§ WRITTEN TASK
Copy the listing below line for line, word for word, but leave out the picture.

§ SUPPLIED MATERIAL
______________________________
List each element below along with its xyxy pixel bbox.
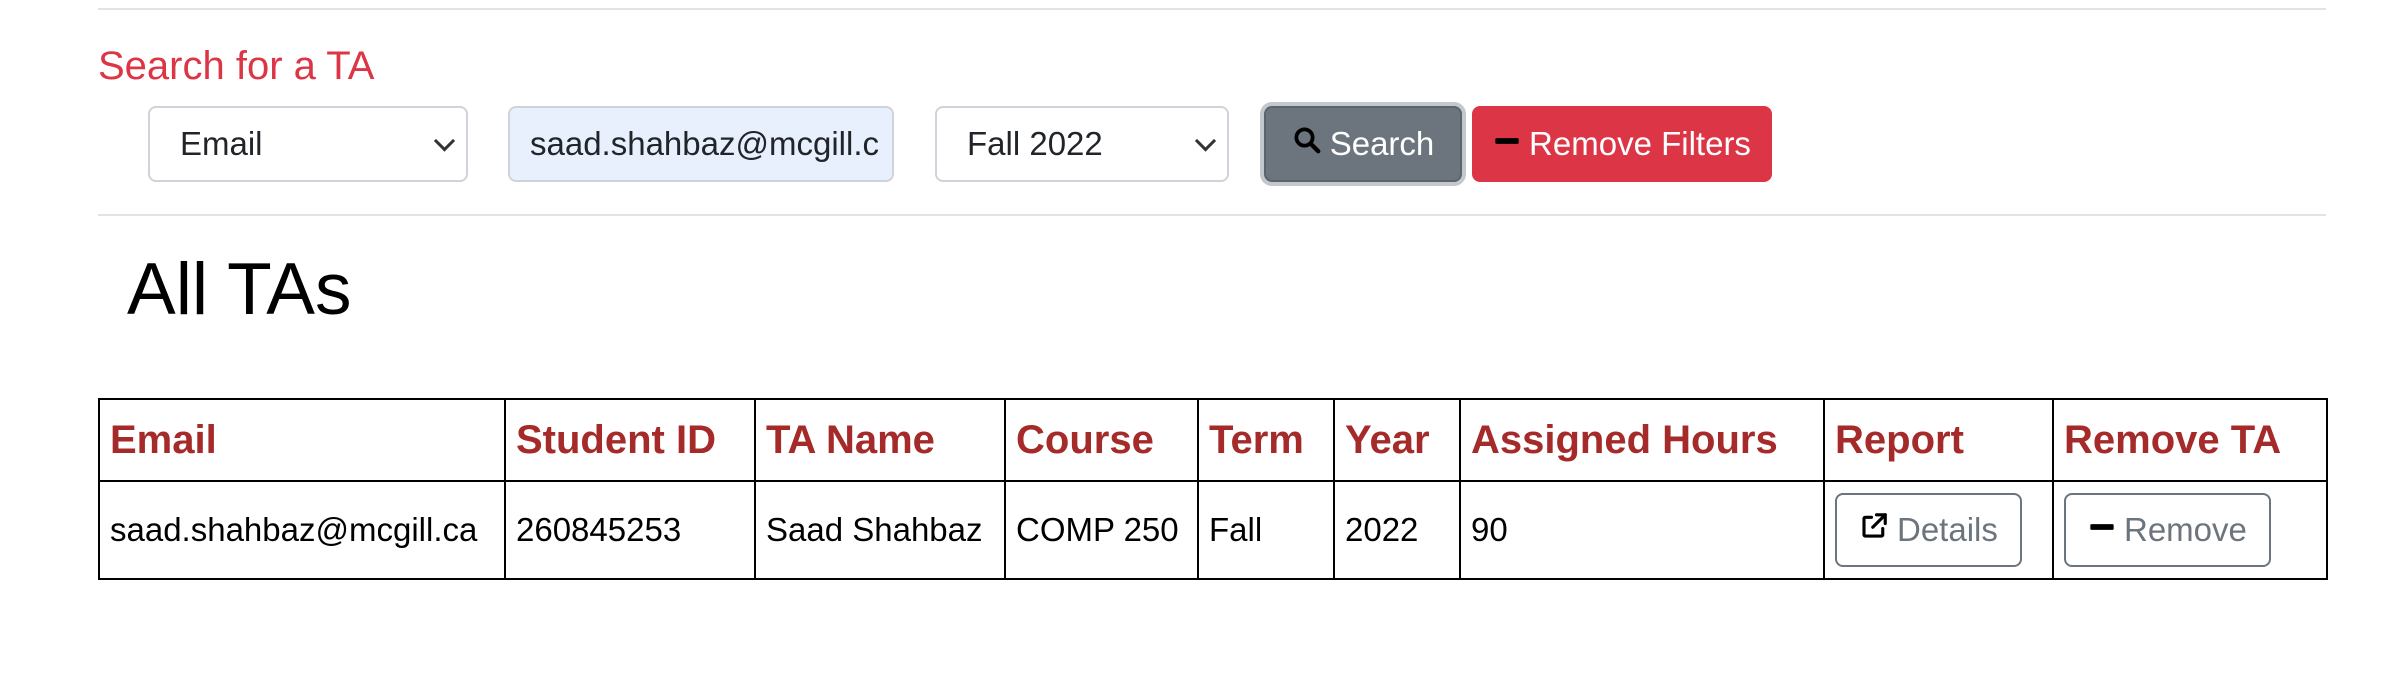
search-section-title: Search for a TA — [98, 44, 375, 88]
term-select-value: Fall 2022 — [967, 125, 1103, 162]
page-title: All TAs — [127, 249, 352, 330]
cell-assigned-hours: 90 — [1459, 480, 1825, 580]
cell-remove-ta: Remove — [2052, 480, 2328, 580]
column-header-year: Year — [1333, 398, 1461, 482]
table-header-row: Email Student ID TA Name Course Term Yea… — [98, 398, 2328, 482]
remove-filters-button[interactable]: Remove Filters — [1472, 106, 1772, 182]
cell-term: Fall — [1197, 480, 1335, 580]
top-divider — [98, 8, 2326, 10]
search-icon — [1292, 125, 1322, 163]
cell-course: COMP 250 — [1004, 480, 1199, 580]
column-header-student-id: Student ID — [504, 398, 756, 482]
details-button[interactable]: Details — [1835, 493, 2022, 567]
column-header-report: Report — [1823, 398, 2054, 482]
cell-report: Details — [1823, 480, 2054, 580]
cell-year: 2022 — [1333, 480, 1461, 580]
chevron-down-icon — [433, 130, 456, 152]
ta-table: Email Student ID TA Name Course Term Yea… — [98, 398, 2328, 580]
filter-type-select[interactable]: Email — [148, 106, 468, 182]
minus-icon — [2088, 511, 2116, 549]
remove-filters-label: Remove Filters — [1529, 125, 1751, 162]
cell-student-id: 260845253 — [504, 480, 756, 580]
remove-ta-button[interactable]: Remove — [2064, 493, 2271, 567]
______________________________
§ EXERCISE RESULT
List each element below along with its xyxy pixel bbox.
search-section-title: Search for a TA — [98, 44, 375, 88]
term-select-value: Fall 2022 — [967, 125, 1103, 162]
page-title: All TAs — [127, 249, 352, 330]
cell-assigned-hours: 90 — [1459, 480, 1825, 580]
cell-remove-ta: Remove — [2052, 480, 2328, 580]
column-header-year: Year — [1333, 398, 1461, 482]
table-header-row: Email Student ID TA Name Course Term Yea… — [98, 398, 2328, 482]
remove-filters-button[interactable]: Remove Filters — [1472, 106, 1772, 182]
cell-term: Fall — [1197, 480, 1335, 580]
top-divider — [98, 8, 2326, 10]
search-icon — [1292, 125, 1322, 163]
cell-course: COMP 250 — [1004, 480, 1199, 580]
column-header-student-id: Student ID — [504, 398, 756, 482]
details-button[interactable]: Details — [1835, 493, 2022, 567]
column-header-report: Report — [1823, 398, 2054, 482]
cell-report: Details — [1823, 480, 2054, 580]
cell-year: 2022 — [1333, 480, 1461, 580]
chevron-down-icon — [433, 130, 456, 152]
ta-table: Email Student ID TA Name Course Term Yea… — [98, 398, 2328, 580]
filter-type-select[interactable]: Email — [148, 106, 468, 182]
minus-icon — [2088, 511, 2116, 549]
remove-filters-label: Remove Filters — [1529, 125, 1751, 162]
cell-student-id: 260845253 — [504, 480, 756, 580]
remove-ta-button[interactable]: Remove — [2064, 493, 2271, 567]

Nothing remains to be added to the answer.